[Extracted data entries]
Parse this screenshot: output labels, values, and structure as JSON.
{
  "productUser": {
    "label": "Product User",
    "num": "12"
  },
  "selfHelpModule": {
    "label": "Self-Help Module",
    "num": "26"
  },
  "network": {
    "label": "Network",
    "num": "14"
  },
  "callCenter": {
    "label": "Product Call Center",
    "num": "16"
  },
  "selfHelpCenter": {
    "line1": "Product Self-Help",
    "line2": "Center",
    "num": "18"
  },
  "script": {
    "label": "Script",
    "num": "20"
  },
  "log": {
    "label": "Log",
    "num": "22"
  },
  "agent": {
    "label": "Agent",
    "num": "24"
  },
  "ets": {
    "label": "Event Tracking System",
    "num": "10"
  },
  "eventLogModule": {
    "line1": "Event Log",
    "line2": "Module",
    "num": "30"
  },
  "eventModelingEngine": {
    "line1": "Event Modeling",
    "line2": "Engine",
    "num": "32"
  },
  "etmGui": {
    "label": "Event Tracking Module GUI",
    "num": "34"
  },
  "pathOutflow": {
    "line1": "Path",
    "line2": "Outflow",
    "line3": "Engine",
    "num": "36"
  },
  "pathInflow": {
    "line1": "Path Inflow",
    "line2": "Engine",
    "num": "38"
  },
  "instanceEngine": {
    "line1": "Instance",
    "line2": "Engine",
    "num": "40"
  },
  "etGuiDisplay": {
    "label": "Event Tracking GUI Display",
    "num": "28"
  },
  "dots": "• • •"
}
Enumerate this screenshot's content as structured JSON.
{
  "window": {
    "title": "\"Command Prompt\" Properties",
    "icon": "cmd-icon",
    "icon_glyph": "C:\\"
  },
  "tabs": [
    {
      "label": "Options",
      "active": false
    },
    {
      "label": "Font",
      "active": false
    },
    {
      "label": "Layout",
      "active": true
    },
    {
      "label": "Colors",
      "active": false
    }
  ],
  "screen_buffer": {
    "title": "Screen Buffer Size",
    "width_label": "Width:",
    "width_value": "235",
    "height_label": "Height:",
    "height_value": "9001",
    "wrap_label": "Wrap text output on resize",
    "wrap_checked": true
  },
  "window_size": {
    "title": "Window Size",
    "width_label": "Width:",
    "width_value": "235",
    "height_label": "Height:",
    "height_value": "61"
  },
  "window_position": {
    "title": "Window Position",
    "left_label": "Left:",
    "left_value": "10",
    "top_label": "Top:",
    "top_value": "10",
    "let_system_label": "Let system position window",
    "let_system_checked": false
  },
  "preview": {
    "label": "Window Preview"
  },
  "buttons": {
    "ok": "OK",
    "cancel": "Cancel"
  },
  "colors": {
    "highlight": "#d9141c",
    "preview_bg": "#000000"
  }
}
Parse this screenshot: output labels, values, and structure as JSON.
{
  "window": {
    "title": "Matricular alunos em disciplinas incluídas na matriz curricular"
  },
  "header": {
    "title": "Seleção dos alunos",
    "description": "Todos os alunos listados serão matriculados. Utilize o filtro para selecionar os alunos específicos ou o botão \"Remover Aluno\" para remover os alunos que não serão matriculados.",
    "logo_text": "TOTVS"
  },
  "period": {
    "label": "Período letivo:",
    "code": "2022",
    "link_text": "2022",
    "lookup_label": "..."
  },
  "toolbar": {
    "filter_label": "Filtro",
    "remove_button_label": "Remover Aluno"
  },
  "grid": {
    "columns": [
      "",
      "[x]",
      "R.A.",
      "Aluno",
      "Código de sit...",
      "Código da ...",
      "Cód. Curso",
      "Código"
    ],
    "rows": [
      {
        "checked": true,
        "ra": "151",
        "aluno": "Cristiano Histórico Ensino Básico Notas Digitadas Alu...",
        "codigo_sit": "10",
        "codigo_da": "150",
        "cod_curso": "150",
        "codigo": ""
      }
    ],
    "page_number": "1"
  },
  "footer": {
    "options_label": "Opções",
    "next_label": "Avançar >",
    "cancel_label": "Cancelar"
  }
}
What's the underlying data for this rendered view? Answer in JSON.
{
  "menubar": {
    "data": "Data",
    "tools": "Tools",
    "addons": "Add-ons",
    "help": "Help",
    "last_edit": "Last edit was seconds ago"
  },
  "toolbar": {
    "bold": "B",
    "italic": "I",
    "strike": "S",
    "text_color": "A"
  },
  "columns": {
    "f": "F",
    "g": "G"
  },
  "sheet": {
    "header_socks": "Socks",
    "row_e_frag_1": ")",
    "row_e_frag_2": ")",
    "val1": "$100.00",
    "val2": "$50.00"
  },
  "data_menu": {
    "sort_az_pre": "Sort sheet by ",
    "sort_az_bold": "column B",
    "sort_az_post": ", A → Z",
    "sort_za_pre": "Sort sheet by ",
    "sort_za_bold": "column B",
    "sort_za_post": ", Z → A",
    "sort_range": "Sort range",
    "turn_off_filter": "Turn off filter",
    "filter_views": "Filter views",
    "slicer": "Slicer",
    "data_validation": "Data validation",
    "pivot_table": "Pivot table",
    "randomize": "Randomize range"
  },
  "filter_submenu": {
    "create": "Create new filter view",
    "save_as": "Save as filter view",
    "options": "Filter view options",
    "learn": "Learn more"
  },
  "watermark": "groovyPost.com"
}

* WHAT THE TASK REQUIRES *
Write the data back out verbatim.

* EXERCISE OUTPUT *
Parse this screenshot: output labels, values, and structure as JSON.
{
  "productUser": {
    "label": "Product User",
    "num": "12"
  },
  "selfHelpModule": {
    "label": "Self-Help Module",
    "num": "26"
  },
  "network": {
    "label": "Network",
    "num": "14"
  },
  "callCenter": {
    "label": "Product Call Center",
    "num": "16"
  },
  "selfHelpCenter": {
    "line1": "Product Self-Help",
    "line2": "Center",
    "num": "18"
  },
  "script": {
    "label": "Script",
    "num": "20"
  },
  "log": {
    "label": "Log",
    "num": "22"
  },
  "agent": {
    "label": "Agent",
    "num": "24"
  },
  "ets": {
    "label": "Event Tracking System",
    "num": "10"
  },
  "eventLogModule": {
    "line1": "Event Log",
    "line2": "Module",
    "num": "30"
  },
  "eventModelingEngine": {
    "line1": "Event Modeling",
    "line2": "Engine",
    "num": "32"
  },
  "etmGui": {
    "label": "Event Tracking Module GUI",
    "num": "34"
  },
  "pathOutflow": {
    "line1": "Path",
    "line2": "Outflow",
    "line3": "Engine",
    "num": "36"
  },
  "pathInflow": {
    "line1": "Path Inflow",
    "line2": "Engine",
    "num": "38"
  },
  "instanceEngine": {
    "line1": "Instance",
    "line2": "Engine",
    "num": "40"
  },
  "etGuiDisplay": {
    "label": "Event Tracking GUI Display",
    "num": "28"
  },
  "dots": "• • •"
}
Enumerate this screenshot's content as structured JSON.
{
  "window": {
    "title": "\"Command Prompt\" Properties",
    "icon": "cmd-icon",
    "icon_glyph": "C:\\"
  },
  "tabs": [
    {
      "label": "Options",
      "active": false
    },
    {
      "label": "Font",
      "active": false
    },
    {
      "label": "Layout",
      "active": true
    },
    {
      "label": "Colors",
      "active": false
    }
  ],
  "screen_buffer": {
    "title": "Screen Buffer Size",
    "width_label": "Width:",
    "width_value": "235",
    "height_label": "Height:",
    "height_value": "9001",
    "wrap_label": "Wrap text output on resize",
    "wrap_checked": true
  },
  "window_size": {
    "title": "Window Size",
    "width_label": "Width:",
    "width_value": "235",
    "height_label": "Height:",
    "height_value": "61"
  },
  "window_position": {
    "title": "Window Position",
    "left_label": "Left:",
    "left_value": "10",
    "top_label": "Top:",
    "top_value": "10",
    "let_system_label": "Let system position window",
    "let_system_checked": false
  },
  "preview": {
    "label": "Window Preview"
  },
  "buttons": {
    "ok": "OK",
    "cancel": "Cancel"
  },
  "colors": {
    "highlight": "#d9141c",
    "preview_bg": "#000000"
  }
}
Parse this screenshot: output labels, values, and structure as JSON.
{
  "window": {
    "title": "Matricular alunos em disciplinas incluídas na matriz curricular"
  },
  "header": {
    "title": "Seleção dos alunos",
    "description": "Todos os alunos listados serão matriculados. Utilize o filtro para selecionar os alunos específicos ou o botão \"Remover Aluno\" para remover os alunos que não serão matriculados.",
    "logo_text": "TOTVS"
  },
  "period": {
    "label": "Período letivo:",
    "code": "2022",
    "link_text": "2022",
    "lookup_label": "..."
  },
  "toolbar": {
    "filter_label": "Filtro",
    "remove_button_label": "Remover Aluno"
  },
  "grid": {
    "columns": [
      "",
      "[x]",
      "R.A.",
      "Aluno",
      "Código de sit...",
      "Código da ...",
      "Cód. Curso",
      "Código"
    ],
    "rows": [
      {
        "checked": true,
        "ra": "151",
        "aluno": "Cristiano Histórico Ensino Básico Notas Digitadas Alu...",
        "codigo_sit": "10",
        "codigo_da": "150",
        "cod_curso": "150",
        "codigo": ""
      }
    ],
    "page_number": "1"
  },
  "footer": {
    "options_label": "Opções",
    "next_label": "Avançar >",
    "cancel_label": "Cancelar"
  }
}
What's the underlying data for this rendered view? Answer in JSON.
{
  "menubar": {
    "data": "Data",
    "tools": "Tools",
    "addons": "Add-ons",
    "help": "Help",
    "last_edit": "Last edit was seconds ago"
  },
  "toolbar": {
    "bold": "B",
    "italic": "I",
    "strike": "S",
    "text_color": "A"
  },
  "columns": {
    "f": "F",
    "g": "G"
  },
  "sheet": {
    "header_socks": "Socks",
    "row_e_frag_1": ")",
    "row_e_frag_2": ")",
    "val1": "$100.00",
    "val2": "$50.00"
  },
  "data_menu": {
    "sort_az_pre": "Sort sheet by ",
    "sort_az_bold": "column B",
    "sort_az_post": ", A → Z",
    "sort_za_pre": "Sort sheet by ",
    "sort_za_bold": "column B",
    "sort_za_post": ", Z → A",
    "sort_range": "Sort range",
    "turn_off_filter": "Turn off filter",
    "filter_views": "Filter views",
    "slicer": "Slicer",
    "data_validation": "Data validation",
    "pivot_table": "Pivot table",
    "randomize": "Randomize range"
  },
  "filter_submenu": {
    "create": "Create new filter view",
    "save_as": "Save as filter view",
    "options": "Filter view options",
    "learn": "Learn more"
  },
  "watermark": "groovyPost.com"
}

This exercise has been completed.